This is a hard subject, because – well, it’s personal for me, because I’ve always had attention problems – and only recently truly REALIZED that I have ADHD. I always knew it.. but when I read something about Hyperfocus as a weird kind of side effect a lot of ADHD folks have, where one ‘thing’ gets EXCLUSIVE attention and it leads to a kind of Euphoria feeling…
that’s when I knew I had it ’cause everything else fit already.
So now, I have to learn about attention – not from a “how to cope with ADHD’ website but by plunging into the depths of what current science has to offer.
The funny thing about this:
In my readings and trainings to become a monk, I learned a LOT about Attention, because meditation / prayer requires focus and attention and dealing with distracting thoughts.
So this is a subject I’m very familiar with from the Meditation/prayer techniques of the ancient monks who lived in the caves.
My deepest inspiration was the Philokalia, which is basically about hesychasm (“quietness”), – and is very easy to read and gives boatloads and boatloads of advice on simply: How to Pay attention (be attentive) – because their whole prayer lives are dedicated to that task – and these people would spend LIFETIMES mastering it.
The surprise to me is that there is SO LITTLE that Science has done in investigating this so far: This barrier between your inner self and your outerself. I mean, there’s psychology techniques – and a lot of techniques which help people with alcoholism and drug abuse, etc – but many of these techniques are practical and not not quite so scientific in basis. They WORK though – that’s the thing – they WORK… but the “What really happens in the brain?” part – scientific community has a long way to go to catch up.
So, I guess what I’m working towards is this:
An ACCURATE, Practical Guide on how to be aware and live, be able to be absorbed in the moment and yet responsive to new stimuli that come at you, either from the inside or outside. Getting things done, sorting out your thoughts (what’s important, what isn;t), how to make quick decisions that are correct… How to edit what you say before you say it… and about a hundred other potentially impossible things.
But mostly iIt’s in the end, a Thought Collector.
I’ve been working on a Thought Collector on and off since I was a teenager. A thread that’s been running through my life. And… realizing that the lifespan of these TYPES of thoughts that I’ve been trying to capture are between 15-20 seconds in duration – MAYBE 30… it helps explain why it has been SO HARD for me to catch them, when I live in a chaotic noisy environment.

> **Record excerpts**

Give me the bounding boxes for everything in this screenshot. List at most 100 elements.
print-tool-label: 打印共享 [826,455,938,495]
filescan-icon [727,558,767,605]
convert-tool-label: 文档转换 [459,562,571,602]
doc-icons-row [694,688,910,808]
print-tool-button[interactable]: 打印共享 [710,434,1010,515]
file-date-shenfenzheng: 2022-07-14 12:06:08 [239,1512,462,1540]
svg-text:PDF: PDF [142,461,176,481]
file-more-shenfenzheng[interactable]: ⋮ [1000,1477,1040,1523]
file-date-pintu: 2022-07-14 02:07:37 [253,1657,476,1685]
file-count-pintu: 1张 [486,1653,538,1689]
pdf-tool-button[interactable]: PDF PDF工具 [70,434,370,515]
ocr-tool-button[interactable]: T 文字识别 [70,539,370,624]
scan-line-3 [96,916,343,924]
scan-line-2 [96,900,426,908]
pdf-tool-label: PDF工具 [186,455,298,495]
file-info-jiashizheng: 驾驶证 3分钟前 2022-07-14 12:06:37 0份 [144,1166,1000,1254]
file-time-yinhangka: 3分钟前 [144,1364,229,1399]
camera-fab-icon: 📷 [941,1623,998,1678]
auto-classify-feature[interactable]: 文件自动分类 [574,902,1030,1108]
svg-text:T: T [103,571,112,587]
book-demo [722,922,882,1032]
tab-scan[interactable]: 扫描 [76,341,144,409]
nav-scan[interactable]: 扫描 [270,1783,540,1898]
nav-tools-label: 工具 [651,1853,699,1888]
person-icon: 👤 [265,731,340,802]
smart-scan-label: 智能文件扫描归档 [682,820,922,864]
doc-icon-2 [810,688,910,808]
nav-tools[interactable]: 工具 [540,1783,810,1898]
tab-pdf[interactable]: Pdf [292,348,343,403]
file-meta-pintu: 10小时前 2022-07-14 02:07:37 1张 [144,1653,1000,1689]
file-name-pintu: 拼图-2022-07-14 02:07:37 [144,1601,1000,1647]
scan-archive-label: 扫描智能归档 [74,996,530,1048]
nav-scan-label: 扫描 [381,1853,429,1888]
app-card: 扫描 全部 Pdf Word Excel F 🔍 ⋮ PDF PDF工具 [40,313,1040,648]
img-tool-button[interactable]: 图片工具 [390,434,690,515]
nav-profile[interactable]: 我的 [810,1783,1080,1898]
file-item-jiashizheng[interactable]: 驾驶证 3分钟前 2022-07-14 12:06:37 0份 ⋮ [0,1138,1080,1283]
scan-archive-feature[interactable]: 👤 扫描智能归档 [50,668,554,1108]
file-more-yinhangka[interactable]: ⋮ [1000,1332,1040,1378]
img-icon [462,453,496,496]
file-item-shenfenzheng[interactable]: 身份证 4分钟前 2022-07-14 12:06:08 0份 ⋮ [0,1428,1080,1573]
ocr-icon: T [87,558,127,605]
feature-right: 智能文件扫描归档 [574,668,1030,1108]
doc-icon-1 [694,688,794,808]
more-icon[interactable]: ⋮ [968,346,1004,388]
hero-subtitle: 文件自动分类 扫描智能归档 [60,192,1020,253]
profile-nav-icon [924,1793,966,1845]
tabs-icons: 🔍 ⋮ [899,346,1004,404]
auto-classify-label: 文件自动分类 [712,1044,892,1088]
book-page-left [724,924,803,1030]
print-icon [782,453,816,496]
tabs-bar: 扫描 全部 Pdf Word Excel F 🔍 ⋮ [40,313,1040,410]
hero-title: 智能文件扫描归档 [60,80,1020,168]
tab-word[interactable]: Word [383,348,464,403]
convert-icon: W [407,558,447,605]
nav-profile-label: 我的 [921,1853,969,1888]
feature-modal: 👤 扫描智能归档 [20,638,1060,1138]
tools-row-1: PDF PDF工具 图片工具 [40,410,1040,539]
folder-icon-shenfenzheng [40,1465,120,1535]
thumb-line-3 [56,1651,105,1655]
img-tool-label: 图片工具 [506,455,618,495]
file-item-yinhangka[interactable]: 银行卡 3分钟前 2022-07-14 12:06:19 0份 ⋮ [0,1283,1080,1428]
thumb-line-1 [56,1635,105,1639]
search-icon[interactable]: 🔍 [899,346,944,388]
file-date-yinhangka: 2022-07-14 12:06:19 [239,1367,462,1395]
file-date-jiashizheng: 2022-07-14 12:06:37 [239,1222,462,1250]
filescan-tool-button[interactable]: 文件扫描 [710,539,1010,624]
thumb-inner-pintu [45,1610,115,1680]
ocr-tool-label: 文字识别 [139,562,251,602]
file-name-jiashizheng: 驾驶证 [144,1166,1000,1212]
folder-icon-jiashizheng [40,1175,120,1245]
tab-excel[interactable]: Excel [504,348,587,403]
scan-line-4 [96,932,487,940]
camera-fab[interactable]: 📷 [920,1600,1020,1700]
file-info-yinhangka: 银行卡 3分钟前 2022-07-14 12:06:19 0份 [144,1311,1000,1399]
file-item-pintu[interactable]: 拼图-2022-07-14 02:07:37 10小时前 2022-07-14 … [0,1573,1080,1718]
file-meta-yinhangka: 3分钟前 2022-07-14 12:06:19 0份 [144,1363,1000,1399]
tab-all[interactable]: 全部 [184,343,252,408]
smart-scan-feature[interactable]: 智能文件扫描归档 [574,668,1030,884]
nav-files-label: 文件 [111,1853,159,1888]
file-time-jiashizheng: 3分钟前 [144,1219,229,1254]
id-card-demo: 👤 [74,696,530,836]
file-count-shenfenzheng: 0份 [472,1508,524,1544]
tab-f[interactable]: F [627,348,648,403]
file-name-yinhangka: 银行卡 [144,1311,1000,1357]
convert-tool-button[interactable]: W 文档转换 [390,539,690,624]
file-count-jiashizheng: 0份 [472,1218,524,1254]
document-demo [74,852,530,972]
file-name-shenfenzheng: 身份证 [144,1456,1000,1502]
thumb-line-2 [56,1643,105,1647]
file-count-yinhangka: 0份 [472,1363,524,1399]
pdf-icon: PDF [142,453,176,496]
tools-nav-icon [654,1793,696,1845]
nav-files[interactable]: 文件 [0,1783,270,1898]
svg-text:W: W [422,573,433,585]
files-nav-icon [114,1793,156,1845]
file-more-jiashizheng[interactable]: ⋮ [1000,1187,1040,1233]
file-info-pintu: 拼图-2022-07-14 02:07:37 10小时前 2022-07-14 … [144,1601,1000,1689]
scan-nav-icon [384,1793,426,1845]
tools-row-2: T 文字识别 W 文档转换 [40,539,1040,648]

> **Instructions for the task**
Transcribe the post on attention and ADHD between "The funny thing" and "in the caves.", inclusive.

> **Solution to this exercise**
The funny thing about this:
In my readings and trainings to become a monk, I learned a LOT about Attention, because meditation / prayer requires focus and attention and dealing with distracting thoughts.
So this is a subject I’m very familiar with from the Meditation/prayer techniques of the ancient monks who lived in the caves.